> SET PROBLEM:
Write the listing below out again exactly, dropping the images.

> INPUT DATA:
+++
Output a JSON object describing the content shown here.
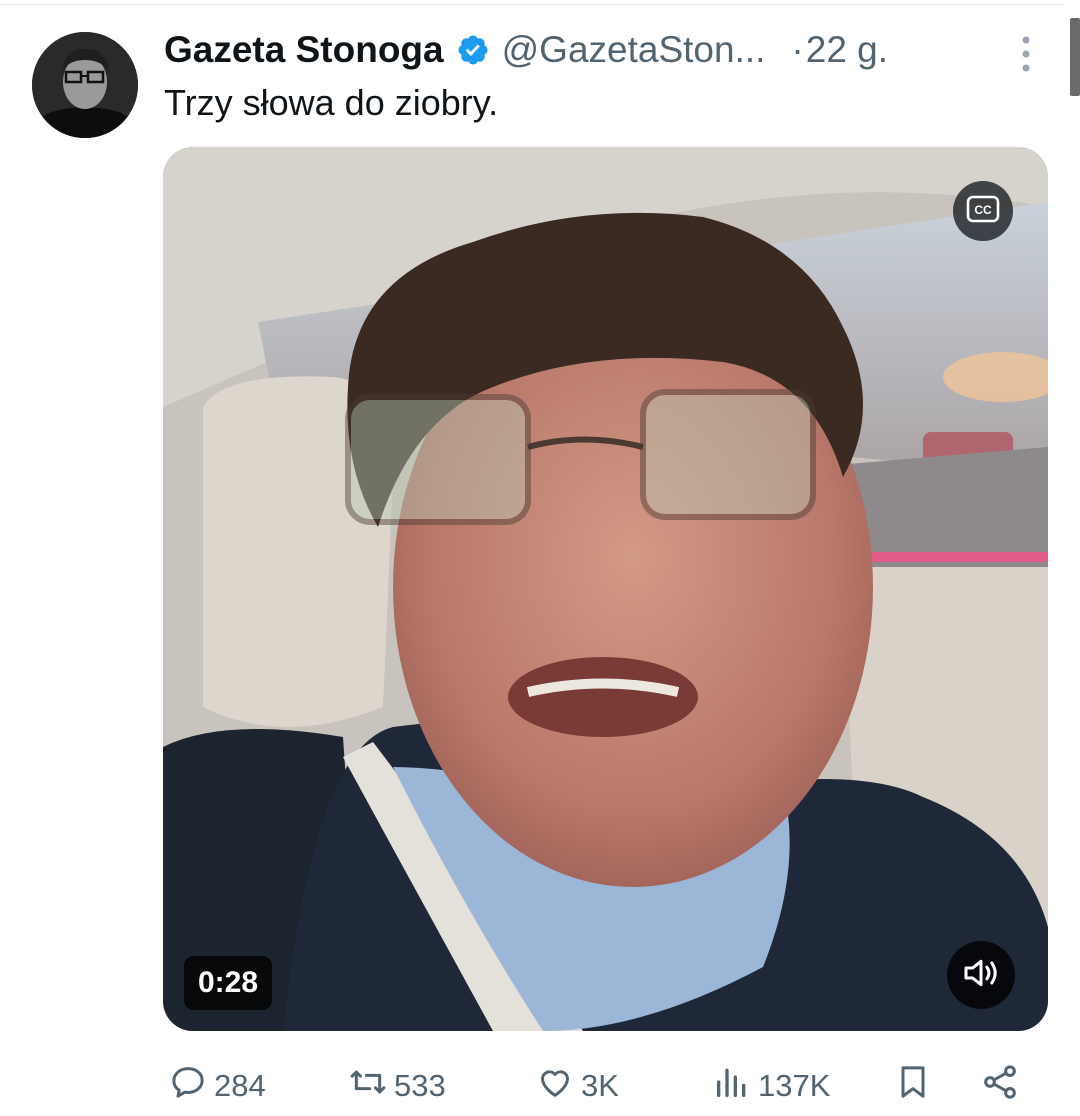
{
  "tweet": {
    "author_name": "Gazeta Stonoga",
    "author_handle": "@GazetaSton...",
    "separator": "·",
    "time": "22 g.",
    "text": "Trzy słowa do ziobry."
  },
  "video": {
    "duration": "0:28",
    "captions_icon": "cc-icon",
    "sound_icon": "speaker-icon"
  },
  "actions": {
    "replies": "284",
    "reposts": "533",
    "likes": "3K",
    "views": "137K"
  },
  "colors": {
    "verified": "#1d9bf0",
    "secondary_text": "#536471",
    "primary_text": "#0f1419"
  }
}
+++
> TASK SOLUTION:
Output a JSON object describing the content shown here.
{
  "tweet": {
    "author_name": "Gazeta Stonoga",
    "author_handle": "@GazetaSton...",
    "separator": "·",
    "time": "22 g.",
    "text": "Trzy słowa do ziobry."
  },
  "video": {
    "duration": "0:28",
    "captions_icon": "cc-icon",
    "sound_icon": "speaker-icon"
  },
  "actions": {
    "replies": "284",
    "reposts": "533",
    "likes": "3K",
    "views": "137K"
  },
  "colors": {
    "verified": "#1d9bf0",
    "secondary_text": "#536471",
    "primary_text": "#0f1419"
  }
}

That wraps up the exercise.